WORK TO DO:
a - In the battery forum thread, how often does the Elecsol battery kept on trickle in the garage need topping up?
b - Retype part of the battery forum thread, beginning at the words "## oldenstar" and stopping after "claim no sulphation.".

They are wet and should be vented. Whether you charge them to gas, use electrolyte and thereby need maintenance is quite independent; I don't.

Dave


----------



## oldenstar

> Do Elecsol batteries need checking or are they sealed? Do they need venting?


According to 'blurb' they are maintenance free to European DIN specs.

Re venting I defer to experts, but they claim no sulphation.
HTH
Paul


----------



## JockandRita

mangothemadmonk said:


> Do Elecsol batteries need checking or are they sealed? Do they need venting?
> 
> Cheers.
> 
> Johnny F


Hi Johnny,

Any Elecsols I have had, have needed topping up regulary. However, those on the MH, only need topping up about once a year. This is probably due to the multi stage charger on the MH. I too have a large solar panel topping up the charge all the time.

The one in the garage on trickle, needs topping up every few weeks.

I don't know if Elecsol do gel or not.

Jock.

RECORD EXTRACTS:
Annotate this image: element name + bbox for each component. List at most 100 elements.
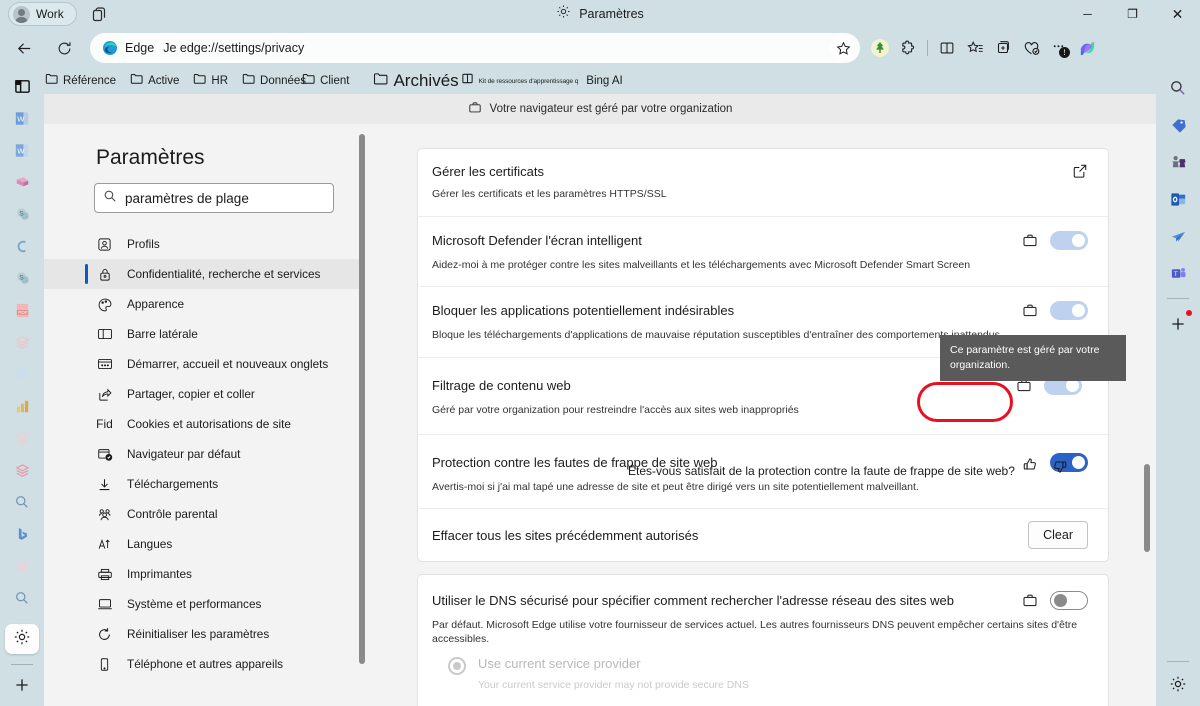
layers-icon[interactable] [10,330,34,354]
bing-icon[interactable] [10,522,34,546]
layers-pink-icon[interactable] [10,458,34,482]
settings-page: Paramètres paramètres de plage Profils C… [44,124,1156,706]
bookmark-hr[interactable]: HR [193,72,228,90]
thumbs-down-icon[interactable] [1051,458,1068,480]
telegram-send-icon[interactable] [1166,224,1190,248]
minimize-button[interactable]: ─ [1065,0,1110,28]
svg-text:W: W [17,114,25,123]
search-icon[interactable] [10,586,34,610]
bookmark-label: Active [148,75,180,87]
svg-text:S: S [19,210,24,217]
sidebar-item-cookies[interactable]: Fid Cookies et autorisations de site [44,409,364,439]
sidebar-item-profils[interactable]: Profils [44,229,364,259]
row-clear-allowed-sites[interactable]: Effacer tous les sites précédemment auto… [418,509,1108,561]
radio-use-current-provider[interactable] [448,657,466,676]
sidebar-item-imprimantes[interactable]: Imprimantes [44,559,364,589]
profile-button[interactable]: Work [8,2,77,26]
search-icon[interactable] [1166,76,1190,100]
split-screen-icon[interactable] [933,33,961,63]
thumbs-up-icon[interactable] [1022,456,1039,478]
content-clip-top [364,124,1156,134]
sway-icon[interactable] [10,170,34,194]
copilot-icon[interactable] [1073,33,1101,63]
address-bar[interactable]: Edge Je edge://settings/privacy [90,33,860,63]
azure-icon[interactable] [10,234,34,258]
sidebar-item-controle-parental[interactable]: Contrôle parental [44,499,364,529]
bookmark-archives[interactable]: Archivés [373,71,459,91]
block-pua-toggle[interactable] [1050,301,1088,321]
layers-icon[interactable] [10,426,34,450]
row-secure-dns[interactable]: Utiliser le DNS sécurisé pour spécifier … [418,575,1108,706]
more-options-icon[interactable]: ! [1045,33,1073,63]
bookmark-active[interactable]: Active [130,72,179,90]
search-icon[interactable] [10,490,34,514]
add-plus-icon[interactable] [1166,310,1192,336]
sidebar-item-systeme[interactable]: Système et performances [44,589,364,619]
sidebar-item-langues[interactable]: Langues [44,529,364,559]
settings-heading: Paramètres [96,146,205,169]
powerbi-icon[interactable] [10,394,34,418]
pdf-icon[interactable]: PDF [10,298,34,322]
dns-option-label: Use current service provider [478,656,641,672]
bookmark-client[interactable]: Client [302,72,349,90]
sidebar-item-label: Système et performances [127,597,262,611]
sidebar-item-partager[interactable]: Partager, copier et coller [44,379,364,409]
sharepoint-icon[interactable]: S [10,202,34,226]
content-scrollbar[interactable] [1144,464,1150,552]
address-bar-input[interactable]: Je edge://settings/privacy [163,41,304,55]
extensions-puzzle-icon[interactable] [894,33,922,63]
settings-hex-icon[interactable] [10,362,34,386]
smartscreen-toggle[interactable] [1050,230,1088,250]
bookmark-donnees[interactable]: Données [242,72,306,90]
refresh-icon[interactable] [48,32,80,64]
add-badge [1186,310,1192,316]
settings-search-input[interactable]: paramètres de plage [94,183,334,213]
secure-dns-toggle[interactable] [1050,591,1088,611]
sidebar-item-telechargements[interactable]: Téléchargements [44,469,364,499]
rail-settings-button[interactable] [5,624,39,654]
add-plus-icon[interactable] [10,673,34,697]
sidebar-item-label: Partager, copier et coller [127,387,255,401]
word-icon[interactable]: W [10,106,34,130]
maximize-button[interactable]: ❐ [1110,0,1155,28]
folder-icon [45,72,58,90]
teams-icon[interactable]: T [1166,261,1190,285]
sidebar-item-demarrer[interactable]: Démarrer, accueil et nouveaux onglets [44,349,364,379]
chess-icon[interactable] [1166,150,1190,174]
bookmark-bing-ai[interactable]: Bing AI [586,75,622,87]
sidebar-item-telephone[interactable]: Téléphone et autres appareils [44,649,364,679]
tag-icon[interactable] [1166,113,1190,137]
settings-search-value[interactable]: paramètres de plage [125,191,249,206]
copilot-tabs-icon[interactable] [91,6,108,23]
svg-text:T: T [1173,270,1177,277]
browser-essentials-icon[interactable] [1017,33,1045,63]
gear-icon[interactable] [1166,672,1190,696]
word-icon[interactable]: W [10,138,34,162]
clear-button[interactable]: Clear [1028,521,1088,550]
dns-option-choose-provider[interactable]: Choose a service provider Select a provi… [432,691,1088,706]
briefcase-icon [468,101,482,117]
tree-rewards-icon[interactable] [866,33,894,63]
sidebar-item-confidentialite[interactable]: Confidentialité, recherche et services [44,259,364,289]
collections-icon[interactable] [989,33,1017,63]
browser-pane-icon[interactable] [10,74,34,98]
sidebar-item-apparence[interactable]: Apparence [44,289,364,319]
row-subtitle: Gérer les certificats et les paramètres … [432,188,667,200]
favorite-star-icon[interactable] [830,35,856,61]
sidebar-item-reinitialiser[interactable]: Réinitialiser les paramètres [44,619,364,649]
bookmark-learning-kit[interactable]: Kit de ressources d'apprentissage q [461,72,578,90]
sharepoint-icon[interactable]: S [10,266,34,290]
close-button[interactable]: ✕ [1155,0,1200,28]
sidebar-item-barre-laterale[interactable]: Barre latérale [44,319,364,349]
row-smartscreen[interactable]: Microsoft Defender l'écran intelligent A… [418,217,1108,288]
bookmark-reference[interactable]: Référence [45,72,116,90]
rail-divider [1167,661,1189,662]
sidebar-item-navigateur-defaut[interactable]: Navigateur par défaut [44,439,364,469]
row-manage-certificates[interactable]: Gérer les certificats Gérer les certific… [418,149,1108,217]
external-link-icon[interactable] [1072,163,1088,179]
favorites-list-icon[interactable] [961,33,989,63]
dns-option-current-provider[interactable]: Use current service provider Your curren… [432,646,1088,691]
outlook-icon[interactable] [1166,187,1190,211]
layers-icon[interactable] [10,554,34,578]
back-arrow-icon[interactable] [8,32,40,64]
...
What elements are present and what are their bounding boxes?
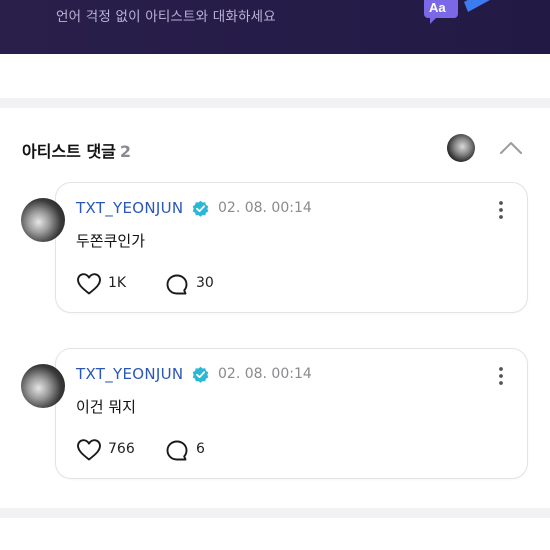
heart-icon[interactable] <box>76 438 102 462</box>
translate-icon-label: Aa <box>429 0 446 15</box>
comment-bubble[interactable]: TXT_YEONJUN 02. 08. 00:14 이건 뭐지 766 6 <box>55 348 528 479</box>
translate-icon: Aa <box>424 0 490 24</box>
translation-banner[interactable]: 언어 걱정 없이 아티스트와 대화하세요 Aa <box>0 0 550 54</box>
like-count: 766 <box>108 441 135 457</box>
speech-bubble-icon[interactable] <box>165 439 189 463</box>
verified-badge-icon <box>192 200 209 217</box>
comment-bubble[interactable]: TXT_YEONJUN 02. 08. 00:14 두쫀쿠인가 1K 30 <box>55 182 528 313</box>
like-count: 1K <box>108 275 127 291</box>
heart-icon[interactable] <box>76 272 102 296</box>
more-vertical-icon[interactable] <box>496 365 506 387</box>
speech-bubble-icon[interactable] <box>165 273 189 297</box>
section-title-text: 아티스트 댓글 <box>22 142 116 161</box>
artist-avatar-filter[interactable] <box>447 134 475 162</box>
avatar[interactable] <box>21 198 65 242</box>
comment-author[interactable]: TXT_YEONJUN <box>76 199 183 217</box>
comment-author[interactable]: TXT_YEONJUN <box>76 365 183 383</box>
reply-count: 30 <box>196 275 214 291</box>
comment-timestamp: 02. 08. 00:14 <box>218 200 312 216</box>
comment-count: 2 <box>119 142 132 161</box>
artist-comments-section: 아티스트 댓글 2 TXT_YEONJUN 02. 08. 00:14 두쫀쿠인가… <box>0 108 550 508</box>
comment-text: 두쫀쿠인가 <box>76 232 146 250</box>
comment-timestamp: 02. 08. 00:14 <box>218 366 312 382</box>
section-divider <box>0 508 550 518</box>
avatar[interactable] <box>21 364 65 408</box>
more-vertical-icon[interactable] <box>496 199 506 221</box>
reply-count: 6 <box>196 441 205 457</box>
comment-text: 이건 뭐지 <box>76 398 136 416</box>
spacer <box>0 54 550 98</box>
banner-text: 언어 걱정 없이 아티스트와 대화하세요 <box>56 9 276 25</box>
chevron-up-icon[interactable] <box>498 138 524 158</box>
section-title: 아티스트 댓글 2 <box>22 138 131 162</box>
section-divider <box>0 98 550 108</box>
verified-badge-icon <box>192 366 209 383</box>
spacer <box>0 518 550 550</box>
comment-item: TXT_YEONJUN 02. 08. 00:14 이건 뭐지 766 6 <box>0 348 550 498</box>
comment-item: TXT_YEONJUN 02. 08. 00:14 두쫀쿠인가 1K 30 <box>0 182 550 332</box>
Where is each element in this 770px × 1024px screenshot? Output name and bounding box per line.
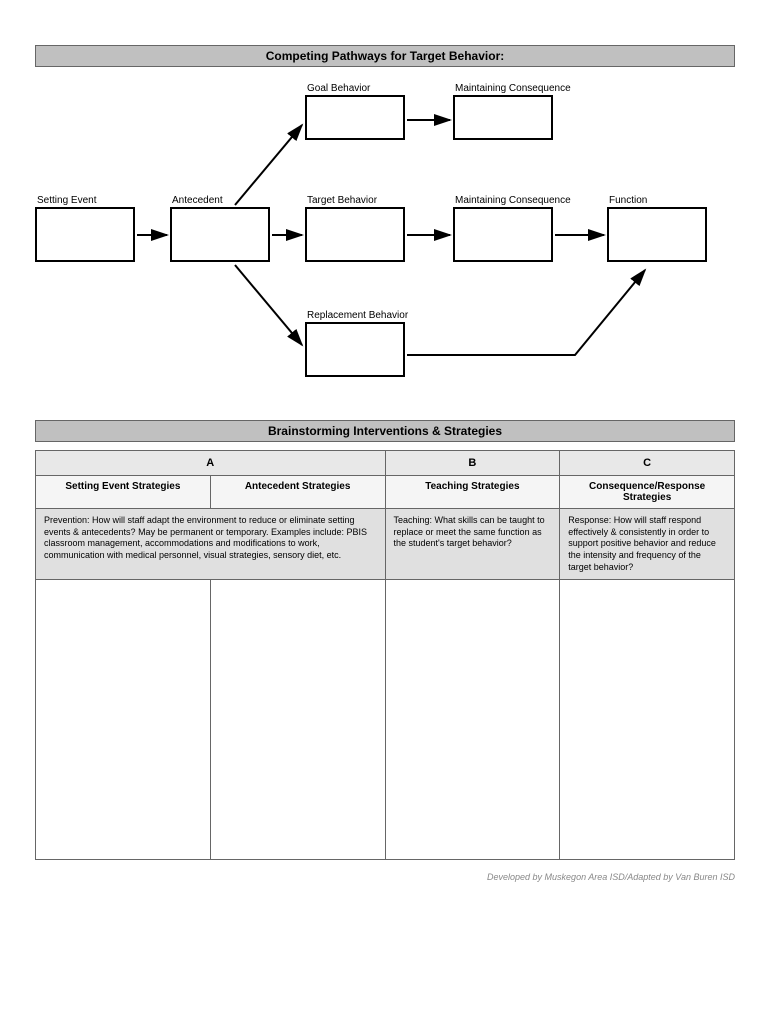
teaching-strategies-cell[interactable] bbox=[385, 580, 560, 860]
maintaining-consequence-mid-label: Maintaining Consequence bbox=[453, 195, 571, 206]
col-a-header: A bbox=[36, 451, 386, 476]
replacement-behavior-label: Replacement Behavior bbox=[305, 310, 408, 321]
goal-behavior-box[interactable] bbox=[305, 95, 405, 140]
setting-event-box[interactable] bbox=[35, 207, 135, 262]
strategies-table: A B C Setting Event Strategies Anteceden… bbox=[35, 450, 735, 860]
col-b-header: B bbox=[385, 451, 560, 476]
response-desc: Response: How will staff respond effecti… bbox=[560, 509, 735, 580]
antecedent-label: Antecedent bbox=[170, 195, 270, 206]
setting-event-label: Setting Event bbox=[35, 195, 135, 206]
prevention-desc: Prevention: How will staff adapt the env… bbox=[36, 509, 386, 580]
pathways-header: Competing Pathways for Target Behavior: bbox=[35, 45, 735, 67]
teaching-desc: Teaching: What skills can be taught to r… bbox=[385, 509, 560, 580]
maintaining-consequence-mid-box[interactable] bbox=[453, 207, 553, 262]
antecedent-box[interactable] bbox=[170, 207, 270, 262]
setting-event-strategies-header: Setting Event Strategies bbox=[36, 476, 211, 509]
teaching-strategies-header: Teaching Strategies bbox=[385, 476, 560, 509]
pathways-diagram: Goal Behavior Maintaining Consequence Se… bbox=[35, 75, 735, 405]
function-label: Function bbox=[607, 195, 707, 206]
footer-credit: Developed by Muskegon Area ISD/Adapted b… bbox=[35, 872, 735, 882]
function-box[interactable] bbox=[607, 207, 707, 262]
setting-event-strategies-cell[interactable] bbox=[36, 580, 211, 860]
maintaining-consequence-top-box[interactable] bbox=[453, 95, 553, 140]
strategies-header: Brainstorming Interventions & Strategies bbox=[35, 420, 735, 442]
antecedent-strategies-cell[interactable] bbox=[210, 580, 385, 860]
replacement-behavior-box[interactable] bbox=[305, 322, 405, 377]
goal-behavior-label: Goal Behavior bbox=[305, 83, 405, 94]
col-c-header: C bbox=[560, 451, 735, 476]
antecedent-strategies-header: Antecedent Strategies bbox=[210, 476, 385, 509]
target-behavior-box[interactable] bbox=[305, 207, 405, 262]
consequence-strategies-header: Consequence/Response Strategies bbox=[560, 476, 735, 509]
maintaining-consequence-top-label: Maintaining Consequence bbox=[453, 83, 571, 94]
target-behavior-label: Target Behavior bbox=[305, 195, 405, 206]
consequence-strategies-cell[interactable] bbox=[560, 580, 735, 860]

IN RESPONSE:
a - Every few weeks.

b -
## oldenstar

> Do Elecsol batteries need checking or are they sealed? Do they need venting?


According to 'blurb' they are maintenance free to European DIN specs.

Re venting I defer to experts, but they claim no sulphation.